INSTRUCTIONS FOR THE TASK
Print out every record exactly as it appears.

Figure record listings:
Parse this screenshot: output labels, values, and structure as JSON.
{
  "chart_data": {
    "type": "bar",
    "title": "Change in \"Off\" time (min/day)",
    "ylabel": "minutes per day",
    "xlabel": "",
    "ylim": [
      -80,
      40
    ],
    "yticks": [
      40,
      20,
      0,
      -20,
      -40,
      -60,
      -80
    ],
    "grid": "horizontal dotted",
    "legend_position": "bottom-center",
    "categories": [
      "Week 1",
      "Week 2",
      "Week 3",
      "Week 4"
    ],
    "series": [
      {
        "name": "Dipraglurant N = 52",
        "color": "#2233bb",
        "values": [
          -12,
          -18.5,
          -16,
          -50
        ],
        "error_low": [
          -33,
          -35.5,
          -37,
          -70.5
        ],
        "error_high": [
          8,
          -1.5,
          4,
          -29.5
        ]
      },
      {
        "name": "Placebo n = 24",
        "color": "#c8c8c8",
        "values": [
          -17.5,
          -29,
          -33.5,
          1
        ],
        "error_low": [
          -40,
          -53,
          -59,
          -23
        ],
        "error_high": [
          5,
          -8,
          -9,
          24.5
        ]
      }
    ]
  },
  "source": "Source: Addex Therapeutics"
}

SOLUTION TO THIS PROBLEM
Parse this screenshot: output labels, values, and structure as JSON.
{
  "chart_data": {
    "type": "bar",
    "title": "Change in \"Off\" time (min/day)",
    "ylabel": "minutes per day",
    "xlabel": "",
    "ylim": [
      -80,
      40
    ],
    "yticks": [
      40,
      20,
      0,
      -20,
      -40,
      -60,
      -80
    ],
    "grid": "horizontal dotted",
    "legend_position": "bottom-center",
    "categories": [
      "Week 1",
      "Week 2",
      "Week 3",
      "Week 4"
    ],
    "series": [
      {
        "name": "Dipraglurant N = 52",
        "color": "#2233bb",
        "values": [
          -12,
          -18.5,
          -16,
          -50
        ],
        "error_low": [
          -33,
          -35.5,
          -37,
          -70.5
        ],
        "error_high": [
          8,
          -1.5,
          4,
          -29.5
        ]
      },
      {
        "name": "Placebo n = 24",
        "color": "#c8c8c8",
        "values": [
          -17.5,
          -29,
          -33.5,
          1
        ],
        "error_low": [
          -40,
          -53,
          -59,
          -23
        ],
        "error_high": [
          5,
          -8,
          -9,
          24.5
        ]
      }
    ]
  },
  "source": "Source: Addex Therapeutics"
}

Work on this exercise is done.